____ Entries

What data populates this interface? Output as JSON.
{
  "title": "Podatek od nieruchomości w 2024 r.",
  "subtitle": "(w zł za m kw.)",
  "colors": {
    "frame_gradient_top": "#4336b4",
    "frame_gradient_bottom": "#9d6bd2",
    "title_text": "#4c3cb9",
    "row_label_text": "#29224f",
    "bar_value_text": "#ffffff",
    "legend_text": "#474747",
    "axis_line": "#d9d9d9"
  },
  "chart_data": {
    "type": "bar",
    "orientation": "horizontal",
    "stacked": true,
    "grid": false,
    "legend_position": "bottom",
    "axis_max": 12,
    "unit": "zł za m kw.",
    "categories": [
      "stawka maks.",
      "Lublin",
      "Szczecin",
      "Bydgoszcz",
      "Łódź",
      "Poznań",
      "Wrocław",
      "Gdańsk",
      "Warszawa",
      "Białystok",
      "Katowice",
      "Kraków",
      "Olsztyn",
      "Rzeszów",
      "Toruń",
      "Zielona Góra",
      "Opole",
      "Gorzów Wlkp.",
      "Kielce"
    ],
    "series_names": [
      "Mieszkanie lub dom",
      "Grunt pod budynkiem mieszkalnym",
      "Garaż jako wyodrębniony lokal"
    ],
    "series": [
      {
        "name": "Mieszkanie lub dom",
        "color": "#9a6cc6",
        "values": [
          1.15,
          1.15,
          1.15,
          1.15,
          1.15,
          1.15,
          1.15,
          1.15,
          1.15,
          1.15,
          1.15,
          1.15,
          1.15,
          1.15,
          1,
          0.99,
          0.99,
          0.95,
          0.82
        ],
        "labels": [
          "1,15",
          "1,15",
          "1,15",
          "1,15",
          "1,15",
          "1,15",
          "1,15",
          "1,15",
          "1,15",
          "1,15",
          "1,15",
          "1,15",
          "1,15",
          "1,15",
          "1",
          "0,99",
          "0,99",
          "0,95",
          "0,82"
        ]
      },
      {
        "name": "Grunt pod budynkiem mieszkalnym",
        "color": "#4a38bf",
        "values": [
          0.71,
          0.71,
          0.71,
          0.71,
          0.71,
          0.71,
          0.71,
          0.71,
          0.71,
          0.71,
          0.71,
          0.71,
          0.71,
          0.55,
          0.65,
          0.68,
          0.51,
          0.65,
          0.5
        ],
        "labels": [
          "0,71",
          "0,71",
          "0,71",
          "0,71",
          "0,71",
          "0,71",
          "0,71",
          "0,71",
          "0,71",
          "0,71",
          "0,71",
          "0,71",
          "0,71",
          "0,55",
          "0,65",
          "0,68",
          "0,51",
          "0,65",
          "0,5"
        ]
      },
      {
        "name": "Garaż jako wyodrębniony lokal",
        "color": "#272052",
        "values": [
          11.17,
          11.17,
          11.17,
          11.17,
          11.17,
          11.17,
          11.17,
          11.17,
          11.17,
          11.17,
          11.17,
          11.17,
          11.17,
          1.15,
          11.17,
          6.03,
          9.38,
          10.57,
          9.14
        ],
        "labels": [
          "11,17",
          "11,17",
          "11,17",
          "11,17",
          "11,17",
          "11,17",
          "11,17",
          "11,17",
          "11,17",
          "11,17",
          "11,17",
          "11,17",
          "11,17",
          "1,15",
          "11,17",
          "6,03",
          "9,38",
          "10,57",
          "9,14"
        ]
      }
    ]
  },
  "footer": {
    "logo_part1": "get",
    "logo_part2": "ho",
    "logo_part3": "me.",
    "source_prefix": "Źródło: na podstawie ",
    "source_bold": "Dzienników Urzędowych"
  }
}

________

Directive:
Would you give the material above again, complete and exact?

Reply to the exercise:
What data populates this interface? Output as JSON.
{
  "title": "Podatek od nieruchomości w 2024 r.",
  "subtitle": "(w zł za m kw.)",
  "colors": {
    "frame_gradient_top": "#4336b4",
    "frame_gradient_bottom": "#9d6bd2",
    "title_text": "#4c3cb9",
    "row_label_text": "#29224f",
    "bar_value_text": "#ffffff",
    "legend_text": "#474747",
    "axis_line": "#d9d9d9"
  },
  "chart_data": {
    "type": "bar",
    "orientation": "horizontal",
    "stacked": true,
    "grid": false,
    "legend_position": "bottom",
    "axis_max": 12,
    "unit": "zł za m kw.",
    "categories": [
      "stawka maks.",
      "Lublin",
      "Szczecin",
      "Bydgoszcz",
      "Łódź",
      "Poznań",
      "Wrocław",
      "Gdańsk",
      "Warszawa",
      "Białystok",
      "Katowice",
      "Kraków",
      "Olsztyn",
      "Rzeszów",
      "Toruń",
      "Zielona Góra",
      "Opole",
      "Gorzów Wlkp.",
      "Kielce"
    ],
    "series_names": [
      "Mieszkanie lub dom",
      "Grunt pod budynkiem mieszkalnym",
      "Garaż jako wyodrębniony lokal"
    ],
    "series": [
      {
        "name": "Mieszkanie lub dom",
        "color": "#9a6cc6",
        "values": [
          1.15,
          1.15,
          1.15,
          1.15,
          1.15,
          1.15,
          1.15,
          1.15,
          1.15,
          1.15,
          1.15,
          1.15,
          1.15,
          1.15,
          1,
          0.99,
          0.99,
          0.95,
          0.82
        ],
        "labels": [
          "1,15",
          "1,15",
          "1,15",
          "1,15",
          "1,15",
          "1,15",
          "1,15",
          "1,15",
          "1,15",
          "1,15",
          "1,15",
          "1,15",
          "1,15",
          "1,15",
          "1",
          "0,99",
          "0,99",
          "0,95",
          "0,82"
        ]
      },
      {
        "name": "Grunt pod budynkiem mieszkalnym",
        "color": "#4a38bf",
        "values": [
          0.71,
          0.71,
          0.71,
          0.71,
          0.71,
          0.71,
          0.71,
          0.71,
          0.71,
          0.71,
          0.71,
          0.71,
          0.71,
          0.55,
          0.65,
          0.68,
          0.51,
          0.65,
          0.5
        ],
        "labels": [
          "0,71",
          "0,71",
          "0,71",
          "0,71",
          "0,71",
          "0,71",
          "0,71",
          "0,71",
          "0,71",
          "0,71",
          "0,71",
          "0,71",
          "0,71",
          "0,55",
          "0,65",
          "0,68",
          "0,51",
          "0,65",
          "0,5"
        ]
      },
      {
        "name": "Garaż jako wyodrębniony lokal",
        "color": "#272052",
        "values": [
          11.17,
          11.17,
          11.17,
          11.17,
          11.17,
          11.17,
          11.17,
          11.17,
          11.17,
          11.17,
          11.17,
          11.17,
          11.17,
          1.15,
          11.17,
          6.03,
          9.38,
          10.57,
          9.14
        ],
        "labels": [
          "11,17",
          "11,17",
          "11,17",
          "11,17",
          "11,17",
          "11,17",
          "11,17",
          "11,17",
          "11,17",
          "11,17",
          "11,17",
          "11,17",
          "11,17",
          "1,15",
          "11,17",
          "6,03",
          "9,38",
          "10,57",
          "9,14"
        ]
      }
    ]
  },
  "footer": {
    "logo_part1": "get",
    "logo_part2": "ho",
    "logo_part3": "me.",
    "source_prefix": "Źródło: na podstawie ",
    "source_bold": "Dzienników Urzędowych"
  }
}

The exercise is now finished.